DATA PROVIDED:
## begin
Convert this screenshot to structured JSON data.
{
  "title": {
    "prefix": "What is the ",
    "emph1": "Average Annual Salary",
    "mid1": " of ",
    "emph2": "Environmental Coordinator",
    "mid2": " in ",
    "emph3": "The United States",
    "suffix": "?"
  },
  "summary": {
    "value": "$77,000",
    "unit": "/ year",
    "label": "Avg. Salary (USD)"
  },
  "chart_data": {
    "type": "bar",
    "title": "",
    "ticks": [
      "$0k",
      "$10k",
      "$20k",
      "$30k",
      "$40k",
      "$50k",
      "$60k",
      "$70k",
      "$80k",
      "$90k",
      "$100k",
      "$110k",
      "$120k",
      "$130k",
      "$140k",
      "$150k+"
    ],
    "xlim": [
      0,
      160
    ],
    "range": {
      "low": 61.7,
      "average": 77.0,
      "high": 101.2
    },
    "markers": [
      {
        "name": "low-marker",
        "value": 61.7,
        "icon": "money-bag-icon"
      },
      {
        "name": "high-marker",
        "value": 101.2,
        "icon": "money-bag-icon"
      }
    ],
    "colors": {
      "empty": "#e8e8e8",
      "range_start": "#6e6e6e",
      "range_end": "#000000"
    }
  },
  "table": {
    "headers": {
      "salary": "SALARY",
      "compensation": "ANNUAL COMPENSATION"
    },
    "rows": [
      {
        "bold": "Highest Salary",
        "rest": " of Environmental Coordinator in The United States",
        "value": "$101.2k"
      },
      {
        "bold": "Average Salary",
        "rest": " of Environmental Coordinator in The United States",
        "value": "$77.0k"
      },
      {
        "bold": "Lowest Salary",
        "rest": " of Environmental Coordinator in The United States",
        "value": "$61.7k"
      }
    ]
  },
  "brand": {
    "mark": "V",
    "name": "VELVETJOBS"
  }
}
## end
AIM: Would you reproduce all the entries exactly?

EXERCISE RESULT:
Convert this screenshot to structured JSON data.
{
  "title": {
    "prefix": "What is the ",
    "emph1": "Average Annual Salary",
    "mid1": " of ",
    "emph2": "Environmental Coordinator",
    "mid2": " in ",
    "emph3": "The United States",
    "suffix": "?"
  },
  "summary": {
    "value": "$77,000",
    "unit": "/ year",
    "label": "Avg. Salary (USD)"
  },
  "chart_data": {
    "type": "bar",
    "title": "",
    "ticks": [
      "$0k",
      "$10k",
      "$20k",
      "$30k",
      "$40k",
      "$50k",
      "$60k",
      "$70k",
      "$80k",
      "$90k",
      "$100k",
      "$110k",
      "$120k",
      "$130k",
      "$140k",
      "$150k+"
    ],
    "xlim": [
      0,
      160
    ],
    "range": {
      "low": 61.7,
      "average": 77.0,
      "high": 101.2
    },
    "markers": [
      {
        "name": "low-marker",
        "value": 61.7,
        "icon": "money-bag-icon"
      },
      {
        "name": "high-marker",
        "value": 101.2,
        "icon": "money-bag-icon"
      }
    ],
    "colors": {
      "empty": "#e8e8e8",
      "range_start": "#6e6e6e",
      "range_end": "#000000"
    }
  },
  "table": {
    "headers": {
      "salary": "SALARY",
      "compensation": "ANNUAL COMPENSATION"
    },
    "rows": [
      {
        "bold": "Highest Salary",
        "rest": " of Environmental Coordinator in The United States",
        "value": "$101.2k"
      },
      {
        "bold": "Average Salary",
        "rest": " of Environmental Coordinator in The United States",
        "value": "$77.0k"
      },
      {
        "bold": "Lowest Salary",
        "rest": " of Environmental Coordinator in The United States",
        "value": "$61.7k"
      }
    ]
  },
  "brand": {
    "mark": "V",
    "name": "VELVETJOBS"
  }
}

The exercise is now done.